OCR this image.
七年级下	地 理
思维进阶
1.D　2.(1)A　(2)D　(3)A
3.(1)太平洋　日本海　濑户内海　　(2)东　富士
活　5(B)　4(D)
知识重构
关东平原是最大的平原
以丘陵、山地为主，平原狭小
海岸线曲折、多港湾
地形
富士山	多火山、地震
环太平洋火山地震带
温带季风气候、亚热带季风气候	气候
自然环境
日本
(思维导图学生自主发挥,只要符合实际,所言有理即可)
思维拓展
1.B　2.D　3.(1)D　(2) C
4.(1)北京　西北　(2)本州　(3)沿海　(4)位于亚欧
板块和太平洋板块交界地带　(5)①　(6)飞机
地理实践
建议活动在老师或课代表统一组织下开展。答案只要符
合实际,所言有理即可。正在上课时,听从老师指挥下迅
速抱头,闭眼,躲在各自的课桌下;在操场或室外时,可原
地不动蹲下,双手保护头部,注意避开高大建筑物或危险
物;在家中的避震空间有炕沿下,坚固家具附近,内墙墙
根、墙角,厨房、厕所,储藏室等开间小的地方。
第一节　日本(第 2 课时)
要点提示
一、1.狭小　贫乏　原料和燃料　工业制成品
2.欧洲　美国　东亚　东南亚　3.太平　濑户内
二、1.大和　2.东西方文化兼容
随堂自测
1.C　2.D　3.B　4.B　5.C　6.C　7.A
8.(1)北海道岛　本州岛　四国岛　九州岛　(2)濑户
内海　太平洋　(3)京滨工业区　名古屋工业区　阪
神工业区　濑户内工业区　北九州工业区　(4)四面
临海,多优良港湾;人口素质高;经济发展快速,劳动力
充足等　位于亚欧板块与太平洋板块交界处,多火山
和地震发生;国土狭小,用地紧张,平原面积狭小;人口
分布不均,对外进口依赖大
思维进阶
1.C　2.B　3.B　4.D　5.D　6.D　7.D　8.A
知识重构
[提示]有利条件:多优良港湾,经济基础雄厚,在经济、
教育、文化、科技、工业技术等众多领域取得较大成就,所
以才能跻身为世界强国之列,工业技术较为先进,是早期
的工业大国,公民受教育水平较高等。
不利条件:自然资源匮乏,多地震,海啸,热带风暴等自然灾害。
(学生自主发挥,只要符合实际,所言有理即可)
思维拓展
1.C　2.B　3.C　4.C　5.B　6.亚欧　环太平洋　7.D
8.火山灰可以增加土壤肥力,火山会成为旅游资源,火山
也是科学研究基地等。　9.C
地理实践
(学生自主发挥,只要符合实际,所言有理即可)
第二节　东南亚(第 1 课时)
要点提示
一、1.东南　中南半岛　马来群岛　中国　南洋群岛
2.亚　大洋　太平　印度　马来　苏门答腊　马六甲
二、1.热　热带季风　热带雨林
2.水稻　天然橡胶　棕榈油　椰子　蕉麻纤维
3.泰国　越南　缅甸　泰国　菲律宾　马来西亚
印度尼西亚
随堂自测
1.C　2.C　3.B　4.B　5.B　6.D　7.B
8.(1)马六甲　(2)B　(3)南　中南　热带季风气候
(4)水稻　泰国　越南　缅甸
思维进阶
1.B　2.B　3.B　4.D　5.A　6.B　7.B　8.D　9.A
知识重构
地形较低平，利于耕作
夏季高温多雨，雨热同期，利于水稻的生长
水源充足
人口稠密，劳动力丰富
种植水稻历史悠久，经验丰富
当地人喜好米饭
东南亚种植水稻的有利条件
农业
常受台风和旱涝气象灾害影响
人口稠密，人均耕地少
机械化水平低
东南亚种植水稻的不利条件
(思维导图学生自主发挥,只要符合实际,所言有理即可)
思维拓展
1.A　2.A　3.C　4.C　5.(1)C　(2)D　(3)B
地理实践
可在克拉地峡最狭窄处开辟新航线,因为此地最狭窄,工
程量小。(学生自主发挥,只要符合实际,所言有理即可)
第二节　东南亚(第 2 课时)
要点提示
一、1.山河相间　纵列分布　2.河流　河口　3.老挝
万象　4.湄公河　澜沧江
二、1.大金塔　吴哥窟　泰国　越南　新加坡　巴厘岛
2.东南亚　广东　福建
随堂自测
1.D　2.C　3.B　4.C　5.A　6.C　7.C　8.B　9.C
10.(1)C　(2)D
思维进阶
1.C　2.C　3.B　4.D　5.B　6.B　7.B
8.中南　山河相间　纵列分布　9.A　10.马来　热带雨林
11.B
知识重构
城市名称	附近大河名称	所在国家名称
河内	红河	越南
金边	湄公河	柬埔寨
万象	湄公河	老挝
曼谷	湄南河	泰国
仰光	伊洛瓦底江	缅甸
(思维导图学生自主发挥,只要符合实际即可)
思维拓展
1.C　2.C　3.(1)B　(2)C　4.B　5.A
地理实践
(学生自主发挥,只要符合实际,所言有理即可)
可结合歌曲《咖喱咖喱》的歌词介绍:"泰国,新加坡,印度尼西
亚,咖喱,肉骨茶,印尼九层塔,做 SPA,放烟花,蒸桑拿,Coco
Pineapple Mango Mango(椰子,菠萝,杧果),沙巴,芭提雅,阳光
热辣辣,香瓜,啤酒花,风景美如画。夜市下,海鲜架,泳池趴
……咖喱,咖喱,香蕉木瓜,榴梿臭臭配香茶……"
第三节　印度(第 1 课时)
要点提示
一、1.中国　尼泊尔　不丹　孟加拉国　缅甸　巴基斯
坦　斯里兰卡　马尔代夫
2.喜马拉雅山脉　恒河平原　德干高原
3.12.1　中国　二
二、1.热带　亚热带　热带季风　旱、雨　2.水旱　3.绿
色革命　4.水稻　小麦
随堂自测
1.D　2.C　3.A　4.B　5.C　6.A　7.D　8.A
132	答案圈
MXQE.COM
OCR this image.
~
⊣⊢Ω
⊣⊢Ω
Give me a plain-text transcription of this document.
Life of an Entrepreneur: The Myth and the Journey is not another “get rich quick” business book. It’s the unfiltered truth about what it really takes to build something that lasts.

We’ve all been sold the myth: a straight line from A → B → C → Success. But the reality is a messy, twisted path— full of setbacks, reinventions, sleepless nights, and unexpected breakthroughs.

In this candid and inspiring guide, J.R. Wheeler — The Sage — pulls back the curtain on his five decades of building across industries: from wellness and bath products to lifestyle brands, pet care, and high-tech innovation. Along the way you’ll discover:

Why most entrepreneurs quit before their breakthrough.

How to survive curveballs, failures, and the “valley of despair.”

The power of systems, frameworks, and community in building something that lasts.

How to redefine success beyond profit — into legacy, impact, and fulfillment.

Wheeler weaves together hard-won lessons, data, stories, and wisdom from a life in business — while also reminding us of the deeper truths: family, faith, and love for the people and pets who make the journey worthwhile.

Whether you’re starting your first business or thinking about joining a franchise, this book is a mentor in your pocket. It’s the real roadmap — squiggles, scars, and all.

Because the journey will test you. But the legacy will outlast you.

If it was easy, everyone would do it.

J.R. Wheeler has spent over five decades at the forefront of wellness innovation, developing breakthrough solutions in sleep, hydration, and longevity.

§ §

• **EXERCISE DETAILS**:
Return each line of the data that contains the string "legacy".

• **FINISHED ANSWER**:
How to redefine success beyond profit — into legacy, impact, and fulfillment.
Because the journey will test you. But the legacy will outlast you.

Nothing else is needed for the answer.